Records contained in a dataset
--------------------------------
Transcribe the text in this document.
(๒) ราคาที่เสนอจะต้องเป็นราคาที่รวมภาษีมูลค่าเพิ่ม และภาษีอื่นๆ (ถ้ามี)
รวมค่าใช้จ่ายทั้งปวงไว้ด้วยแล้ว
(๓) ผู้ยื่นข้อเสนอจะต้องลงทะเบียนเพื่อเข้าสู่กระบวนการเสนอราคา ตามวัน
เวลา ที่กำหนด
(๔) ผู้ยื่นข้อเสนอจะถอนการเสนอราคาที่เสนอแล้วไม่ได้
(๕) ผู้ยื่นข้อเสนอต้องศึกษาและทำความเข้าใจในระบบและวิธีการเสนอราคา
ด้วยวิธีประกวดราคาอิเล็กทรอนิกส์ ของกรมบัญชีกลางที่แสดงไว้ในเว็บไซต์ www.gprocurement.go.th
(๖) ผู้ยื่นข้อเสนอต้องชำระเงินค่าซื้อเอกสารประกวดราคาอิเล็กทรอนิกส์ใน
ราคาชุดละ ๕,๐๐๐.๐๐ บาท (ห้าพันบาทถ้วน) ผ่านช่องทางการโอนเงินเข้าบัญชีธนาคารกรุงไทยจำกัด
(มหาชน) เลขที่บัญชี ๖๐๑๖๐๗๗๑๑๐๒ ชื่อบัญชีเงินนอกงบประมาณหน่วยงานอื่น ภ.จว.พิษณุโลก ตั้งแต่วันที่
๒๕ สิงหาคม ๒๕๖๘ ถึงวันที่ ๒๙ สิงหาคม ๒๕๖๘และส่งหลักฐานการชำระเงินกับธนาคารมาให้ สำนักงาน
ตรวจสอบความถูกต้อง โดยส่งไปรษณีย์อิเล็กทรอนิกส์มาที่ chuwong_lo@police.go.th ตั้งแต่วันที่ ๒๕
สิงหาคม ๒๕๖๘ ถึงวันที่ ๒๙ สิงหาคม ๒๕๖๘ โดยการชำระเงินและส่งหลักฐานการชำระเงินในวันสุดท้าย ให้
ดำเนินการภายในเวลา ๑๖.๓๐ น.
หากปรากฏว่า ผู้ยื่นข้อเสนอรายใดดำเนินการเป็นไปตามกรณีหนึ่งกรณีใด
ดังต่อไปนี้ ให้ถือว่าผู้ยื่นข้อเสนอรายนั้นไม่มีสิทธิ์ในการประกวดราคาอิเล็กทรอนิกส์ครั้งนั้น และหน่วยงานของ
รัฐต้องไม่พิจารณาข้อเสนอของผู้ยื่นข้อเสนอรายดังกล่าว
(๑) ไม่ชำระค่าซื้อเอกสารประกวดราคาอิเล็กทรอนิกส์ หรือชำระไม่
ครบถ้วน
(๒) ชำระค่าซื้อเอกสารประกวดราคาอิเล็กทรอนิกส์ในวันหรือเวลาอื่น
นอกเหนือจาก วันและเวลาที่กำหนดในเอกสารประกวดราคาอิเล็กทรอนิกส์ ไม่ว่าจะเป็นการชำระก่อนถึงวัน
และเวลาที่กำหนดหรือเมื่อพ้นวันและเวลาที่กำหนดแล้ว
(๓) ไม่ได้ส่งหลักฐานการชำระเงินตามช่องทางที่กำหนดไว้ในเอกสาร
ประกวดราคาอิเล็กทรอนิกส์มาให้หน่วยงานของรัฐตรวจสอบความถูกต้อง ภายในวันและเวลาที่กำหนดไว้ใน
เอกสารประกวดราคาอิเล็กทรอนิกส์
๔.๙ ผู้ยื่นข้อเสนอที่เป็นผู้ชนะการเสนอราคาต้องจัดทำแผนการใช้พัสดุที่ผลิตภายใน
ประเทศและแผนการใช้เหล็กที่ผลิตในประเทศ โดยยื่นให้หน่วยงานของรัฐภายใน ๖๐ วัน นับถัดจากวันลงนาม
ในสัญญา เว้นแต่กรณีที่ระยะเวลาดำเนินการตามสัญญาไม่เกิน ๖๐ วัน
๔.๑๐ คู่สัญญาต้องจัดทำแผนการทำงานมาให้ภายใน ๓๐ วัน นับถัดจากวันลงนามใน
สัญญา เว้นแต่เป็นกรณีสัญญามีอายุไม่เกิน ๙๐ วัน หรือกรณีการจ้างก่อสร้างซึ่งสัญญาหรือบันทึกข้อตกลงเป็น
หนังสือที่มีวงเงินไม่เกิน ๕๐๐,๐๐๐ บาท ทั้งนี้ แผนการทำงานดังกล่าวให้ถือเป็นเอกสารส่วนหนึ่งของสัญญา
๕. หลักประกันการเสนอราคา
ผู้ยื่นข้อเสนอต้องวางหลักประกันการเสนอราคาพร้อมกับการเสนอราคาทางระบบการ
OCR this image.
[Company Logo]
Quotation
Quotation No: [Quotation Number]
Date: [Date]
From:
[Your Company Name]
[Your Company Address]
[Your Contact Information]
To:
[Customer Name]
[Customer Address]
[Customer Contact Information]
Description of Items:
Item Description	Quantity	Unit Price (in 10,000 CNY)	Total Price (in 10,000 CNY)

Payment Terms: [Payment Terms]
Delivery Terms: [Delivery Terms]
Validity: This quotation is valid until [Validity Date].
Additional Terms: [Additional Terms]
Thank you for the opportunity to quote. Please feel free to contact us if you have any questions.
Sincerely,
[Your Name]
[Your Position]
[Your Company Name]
--------------------------------
## What to do
Copy out the material word for word and line for line.

## Answer to this problem
Transcribe the text in this document.
(๒) ราคาที่เสนอจะต้องเป็นราคาที่รวมภาษีมูลค่าเพิ่ม และภาษีอื่นๆ (ถ้ามี)
รวมค่าใช้จ่ายทั้งปวงไว้ด้วยแล้ว
(๓) ผู้ยื่นข้อเสนอจะต้องลงทะเบียนเพื่อเข้าสู่กระบวนการเสนอราคา ตามวัน
เวลา ที่กำหนด
(๔) ผู้ยื่นข้อเสนอจะถอนการเสนอราคาที่เสนอแล้วไม่ได้
(๕) ผู้ยื่นข้อเสนอต้องศึกษาและทำความเข้าใจในระบบและวิธีการเสนอราคา
ด้วยวิธีประกวดราคาอิเล็กทรอนิกส์ ของกรมบัญชีกลางที่แสดงไว้ในเว็บไซต์ www.gprocurement.go.th
(๖) ผู้ยื่นข้อเสนอต้องชำระเงินค่าซื้อเอกสารประกวดราคาอิเล็กทรอนิกส์ใน
ราคาชุดละ ๕,๐๐๐.๐๐ บาท (ห้าพันบาทถ้วน) ผ่านช่องทางการโอนเงินเข้าบัญชีธนาคารกรุงไทยจำกัด
(มหาชน) เลขที่บัญชี ๖๐๑๖๐๗๗๑๑๐๒ ชื่อบัญชีเงินนอกงบประมาณหน่วยงานอื่น ภ.จว.พิษณุโลก ตั้งแต่วันที่
๒๕ สิงหาคม ๒๕๖๘ ถึงวันที่ ๒๙ สิงหาคม ๒๕๖๘และส่งหลักฐานการชำระเงินกับธนาคารมาให้ สำนักงาน
ตรวจสอบความถูกต้อง โดยส่งไปรษณีย์อิเล็กทรอนิกส์มาที่ chuwong_lo@police.go.th ตั้งแต่วันที่ ๒๕
สิงหาคม ๒๕๖๘ ถึงวันที่ ๒๙ สิงหาคม ๒๕๖๘ โดยการชำระเงินและส่งหลักฐานการชำระเงินในวันสุดท้าย ให้
ดำเนินการภายในเวลา ๑๖.๓๐ น.
หากปรากฏว่า ผู้ยื่นข้อเสนอรายใดดำเนินการเป็นไปตามกรณีหนึ่งกรณีใด
ดังต่อไปนี้ ให้ถือว่าผู้ยื่นข้อเสนอรายนั้นไม่มีสิทธิ์ในการประกวดราคาอิเล็กทรอนิกส์ครั้งนั้น และหน่วยงานของ
รัฐต้องไม่พิจารณาข้อเสนอของผู้ยื่นข้อเสนอรายดังกล่าว
(๑) ไม่ชำระค่าซื้อเอกสารประกวดราคาอิเล็กทรอนิกส์ หรือชำระไม่
ครบถ้วน
(๒) ชำระค่าซื้อเอกสารประกวดราคาอิเล็กทรอนิกส์ในวันหรือเวลาอื่น
นอกเหนือจาก วันและเวลาที่กำหนดในเอกสารประกวดราคาอิเล็กทรอนิกส์ ไม่ว่าจะเป็นการชำระก่อนถึงวัน
และเวลาที่กำหนดหรือเมื่อพ้นวันและเวลาที่กำหนดแล้ว
(๓) ไม่ได้ส่งหลักฐานการชำระเงินตามช่องทางที่กำหนดไว้ในเอกสาร
ประกวดราคาอิเล็กทรอนิกส์มาให้หน่วยงานของรัฐตรวจสอบความถูกต้อง ภายในวันและเวลาที่กำหนดไว้ใน
เอกสารประกวดราคาอิเล็กทรอนิกส์
๔.๙ ผู้ยื่นข้อเสนอที่เป็นผู้ชนะการเสนอราคาต้องจัดทำแผนการใช้พัสดุที่ผลิตภายใน
ประเทศและแผนการใช้เหล็กที่ผลิตในประเทศ โดยยื่นให้หน่วยงานของรัฐภายใน ๖๐ วัน นับถัดจากวันลงนาม
ในสัญญา เว้นแต่กรณีที่ระยะเวลาดำเนินการตามสัญญาไม่เกิน ๖๐ วัน
๔.๑๐ คู่สัญญาต้องจัดทำแผนการทำงานมาให้ภายใน ๓๐ วัน นับถัดจากวันลงนามใน
สัญญา เว้นแต่เป็นกรณีสัญญามีอายุไม่เกิน ๙๐ วัน หรือกรณีการจ้างก่อสร้างซึ่งสัญญาหรือบันทึกข้อตกลงเป็น
หนังสือที่มีวงเงินไม่เกิน ๕๐๐,๐๐๐ บาท ทั้งนี้ แผนการทำงานดังกล่าวให้ถือเป็นเอกสารส่วนหนึ่งของสัญญา
๕. หลักประกันการเสนอราคา
ผู้ยื่นข้อเสนอต้องวางหลักประกันการเสนอราคาพร้อมกับการเสนอราคาทางระบบการ
OCR this image.
[Company Logo]
Quotation
Quotation No: [Quotation Number]
Date: [Date]
From:
[Your Company Name]
[Your Company Address]
[Your Contact Information]
To:
[Customer Name]
[Customer Address]
[Customer Contact Information]
Description of Items:
Item Description	Quantity	Unit Price (in 10,000 CNY)	Total Price (in 10,000 CNY)

Payment Terms: [Payment Terms]
Delivery Terms: [Delivery Terms]
Validity: This quotation is valid until [Validity Date].
Additional Terms: [Additional Terms]
Thank you for the opportunity to quote. Please feel free to contact us if you have any questions.
Sincerely,
[Your Name]
[Your Position]
[Your Company Name]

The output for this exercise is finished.